-- START Material provided --

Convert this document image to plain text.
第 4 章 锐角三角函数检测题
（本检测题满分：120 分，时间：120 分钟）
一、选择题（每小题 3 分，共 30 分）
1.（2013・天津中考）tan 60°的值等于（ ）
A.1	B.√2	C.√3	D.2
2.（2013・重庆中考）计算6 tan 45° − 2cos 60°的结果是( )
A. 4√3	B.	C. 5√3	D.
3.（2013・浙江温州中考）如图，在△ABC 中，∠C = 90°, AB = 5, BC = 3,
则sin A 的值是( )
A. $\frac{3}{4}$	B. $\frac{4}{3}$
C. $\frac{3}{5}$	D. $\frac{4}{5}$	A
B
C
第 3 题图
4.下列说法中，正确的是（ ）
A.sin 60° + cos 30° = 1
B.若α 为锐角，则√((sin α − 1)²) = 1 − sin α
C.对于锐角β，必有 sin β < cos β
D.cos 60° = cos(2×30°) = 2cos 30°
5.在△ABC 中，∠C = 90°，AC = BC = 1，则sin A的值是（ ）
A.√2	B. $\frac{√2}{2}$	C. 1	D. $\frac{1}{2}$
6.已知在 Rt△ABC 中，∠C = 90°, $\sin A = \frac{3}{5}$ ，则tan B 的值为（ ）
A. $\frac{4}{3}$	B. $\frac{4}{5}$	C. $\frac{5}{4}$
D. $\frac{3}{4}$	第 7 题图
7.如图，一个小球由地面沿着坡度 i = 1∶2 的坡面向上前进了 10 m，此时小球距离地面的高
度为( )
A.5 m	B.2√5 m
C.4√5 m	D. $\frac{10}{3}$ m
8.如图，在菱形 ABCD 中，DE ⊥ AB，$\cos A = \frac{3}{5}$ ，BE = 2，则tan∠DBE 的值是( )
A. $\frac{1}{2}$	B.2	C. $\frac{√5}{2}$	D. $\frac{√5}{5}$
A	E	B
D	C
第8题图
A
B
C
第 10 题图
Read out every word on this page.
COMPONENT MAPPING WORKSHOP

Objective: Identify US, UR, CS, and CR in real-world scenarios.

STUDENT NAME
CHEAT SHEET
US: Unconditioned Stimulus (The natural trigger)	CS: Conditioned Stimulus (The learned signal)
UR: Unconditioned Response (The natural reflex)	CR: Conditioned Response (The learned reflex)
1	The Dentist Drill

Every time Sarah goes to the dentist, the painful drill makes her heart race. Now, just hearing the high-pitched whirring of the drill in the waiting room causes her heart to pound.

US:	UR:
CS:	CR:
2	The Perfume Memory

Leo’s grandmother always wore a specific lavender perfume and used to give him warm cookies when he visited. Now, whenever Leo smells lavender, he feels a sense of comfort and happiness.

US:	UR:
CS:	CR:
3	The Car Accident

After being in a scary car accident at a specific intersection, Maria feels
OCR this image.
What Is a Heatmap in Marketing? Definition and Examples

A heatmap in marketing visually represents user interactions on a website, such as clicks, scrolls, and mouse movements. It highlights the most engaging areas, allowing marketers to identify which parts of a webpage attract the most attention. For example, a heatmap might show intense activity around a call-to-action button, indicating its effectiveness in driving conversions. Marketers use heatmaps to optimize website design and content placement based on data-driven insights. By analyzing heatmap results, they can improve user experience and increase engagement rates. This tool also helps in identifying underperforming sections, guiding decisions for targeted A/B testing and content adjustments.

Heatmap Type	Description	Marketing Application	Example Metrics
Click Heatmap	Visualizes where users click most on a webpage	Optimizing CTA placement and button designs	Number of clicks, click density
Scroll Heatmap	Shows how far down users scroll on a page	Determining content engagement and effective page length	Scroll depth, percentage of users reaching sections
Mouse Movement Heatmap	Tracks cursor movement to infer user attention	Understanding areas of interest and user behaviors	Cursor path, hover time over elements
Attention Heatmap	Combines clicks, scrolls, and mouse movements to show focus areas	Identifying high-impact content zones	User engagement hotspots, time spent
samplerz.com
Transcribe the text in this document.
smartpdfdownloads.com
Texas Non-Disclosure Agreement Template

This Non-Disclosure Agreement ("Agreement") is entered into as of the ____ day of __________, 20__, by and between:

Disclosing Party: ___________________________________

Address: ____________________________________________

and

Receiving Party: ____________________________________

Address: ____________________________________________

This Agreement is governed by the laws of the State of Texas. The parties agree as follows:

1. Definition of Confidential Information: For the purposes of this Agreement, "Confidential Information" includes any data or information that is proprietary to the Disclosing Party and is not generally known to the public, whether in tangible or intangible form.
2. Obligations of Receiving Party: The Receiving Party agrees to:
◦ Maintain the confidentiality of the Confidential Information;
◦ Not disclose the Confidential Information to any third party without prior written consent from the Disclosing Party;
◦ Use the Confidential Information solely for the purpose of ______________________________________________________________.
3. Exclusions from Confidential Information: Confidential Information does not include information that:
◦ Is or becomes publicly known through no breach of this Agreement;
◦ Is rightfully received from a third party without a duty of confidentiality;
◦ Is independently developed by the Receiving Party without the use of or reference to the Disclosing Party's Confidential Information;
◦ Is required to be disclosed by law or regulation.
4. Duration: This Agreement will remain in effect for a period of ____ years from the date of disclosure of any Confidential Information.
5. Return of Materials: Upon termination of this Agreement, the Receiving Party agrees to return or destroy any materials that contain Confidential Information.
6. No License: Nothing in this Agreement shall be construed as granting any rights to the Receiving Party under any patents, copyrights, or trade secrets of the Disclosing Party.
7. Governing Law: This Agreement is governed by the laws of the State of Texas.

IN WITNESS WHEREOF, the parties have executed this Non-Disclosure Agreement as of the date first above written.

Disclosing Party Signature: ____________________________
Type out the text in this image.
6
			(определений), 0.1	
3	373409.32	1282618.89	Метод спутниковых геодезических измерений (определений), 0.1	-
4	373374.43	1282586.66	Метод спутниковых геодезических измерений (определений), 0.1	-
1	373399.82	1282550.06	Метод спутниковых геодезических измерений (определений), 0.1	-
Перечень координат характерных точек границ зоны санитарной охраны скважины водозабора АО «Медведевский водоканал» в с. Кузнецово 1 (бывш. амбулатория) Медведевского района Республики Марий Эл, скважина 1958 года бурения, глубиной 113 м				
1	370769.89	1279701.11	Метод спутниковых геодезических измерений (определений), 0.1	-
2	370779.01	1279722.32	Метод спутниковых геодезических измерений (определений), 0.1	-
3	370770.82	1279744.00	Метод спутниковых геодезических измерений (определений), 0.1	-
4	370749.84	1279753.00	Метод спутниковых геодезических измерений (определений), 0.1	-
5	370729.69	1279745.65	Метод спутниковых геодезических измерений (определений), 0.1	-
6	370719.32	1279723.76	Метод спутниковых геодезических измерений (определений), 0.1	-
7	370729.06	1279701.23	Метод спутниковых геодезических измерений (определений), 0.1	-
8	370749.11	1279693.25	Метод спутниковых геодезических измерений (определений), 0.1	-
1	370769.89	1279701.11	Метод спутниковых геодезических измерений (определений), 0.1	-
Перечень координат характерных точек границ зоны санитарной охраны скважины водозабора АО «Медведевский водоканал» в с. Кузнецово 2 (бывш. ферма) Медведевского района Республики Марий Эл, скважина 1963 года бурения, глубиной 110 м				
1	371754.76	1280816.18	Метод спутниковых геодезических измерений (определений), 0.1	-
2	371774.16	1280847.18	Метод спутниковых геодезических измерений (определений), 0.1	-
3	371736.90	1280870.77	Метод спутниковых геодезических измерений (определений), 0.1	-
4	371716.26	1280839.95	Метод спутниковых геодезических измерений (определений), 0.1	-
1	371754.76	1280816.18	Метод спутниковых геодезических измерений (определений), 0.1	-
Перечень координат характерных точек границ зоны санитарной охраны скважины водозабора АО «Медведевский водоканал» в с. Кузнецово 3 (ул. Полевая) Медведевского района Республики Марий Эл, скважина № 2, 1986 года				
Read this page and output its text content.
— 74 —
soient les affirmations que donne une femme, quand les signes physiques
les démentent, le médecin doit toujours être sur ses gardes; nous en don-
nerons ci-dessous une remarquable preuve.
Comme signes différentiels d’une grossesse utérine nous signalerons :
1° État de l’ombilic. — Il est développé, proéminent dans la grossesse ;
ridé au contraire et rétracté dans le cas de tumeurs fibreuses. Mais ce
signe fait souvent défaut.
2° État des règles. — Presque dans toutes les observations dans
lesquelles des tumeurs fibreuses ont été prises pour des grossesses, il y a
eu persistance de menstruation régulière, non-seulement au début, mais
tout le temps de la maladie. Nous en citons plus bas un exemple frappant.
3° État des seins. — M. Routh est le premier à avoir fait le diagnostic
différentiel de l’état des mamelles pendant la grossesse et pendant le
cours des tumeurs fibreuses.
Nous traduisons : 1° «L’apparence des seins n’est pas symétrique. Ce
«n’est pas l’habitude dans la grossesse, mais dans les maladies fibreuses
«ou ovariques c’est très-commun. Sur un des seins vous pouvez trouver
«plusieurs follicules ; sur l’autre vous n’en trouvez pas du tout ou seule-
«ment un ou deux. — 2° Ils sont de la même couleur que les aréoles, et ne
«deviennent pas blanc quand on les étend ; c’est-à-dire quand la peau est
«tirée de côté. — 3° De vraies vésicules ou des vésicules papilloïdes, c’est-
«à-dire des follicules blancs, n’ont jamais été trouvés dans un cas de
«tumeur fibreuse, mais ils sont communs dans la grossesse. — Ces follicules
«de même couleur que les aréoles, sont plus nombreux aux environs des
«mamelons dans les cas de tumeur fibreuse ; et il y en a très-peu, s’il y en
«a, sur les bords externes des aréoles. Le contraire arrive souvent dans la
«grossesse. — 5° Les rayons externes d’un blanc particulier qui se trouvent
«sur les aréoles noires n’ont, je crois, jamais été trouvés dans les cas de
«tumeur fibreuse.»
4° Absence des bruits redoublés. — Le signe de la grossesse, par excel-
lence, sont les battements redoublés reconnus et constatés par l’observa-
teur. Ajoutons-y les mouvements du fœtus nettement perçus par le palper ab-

-- END Material provided --

» **Aim**:
In the entries above, find each line with the word "Disclosing" and show it.

» **Finished exercise**:
Disclosing Party: ___________________________________
1. Definition of Confidential Information: For the purposes of this Agreement, "Confidential Information" includes any data or information that is proprietary to the Disclosing Party and is not generally known to the public, whether in tangible or intangible form.
◦ Not disclose the Confidential Information to any third party without prior written consent from the Disclosing Party;
◦ Is independently developed by the Receiving Party without the use of or reference to the Disclosing Party's Confidential Information;
6. No License: Nothing in this Agreement shall be construed as granting any rights to the Receiving Party under any patents, copyrights, or trade secrets of the Disclosing Party.
Disclosing Party Signature: ____________________________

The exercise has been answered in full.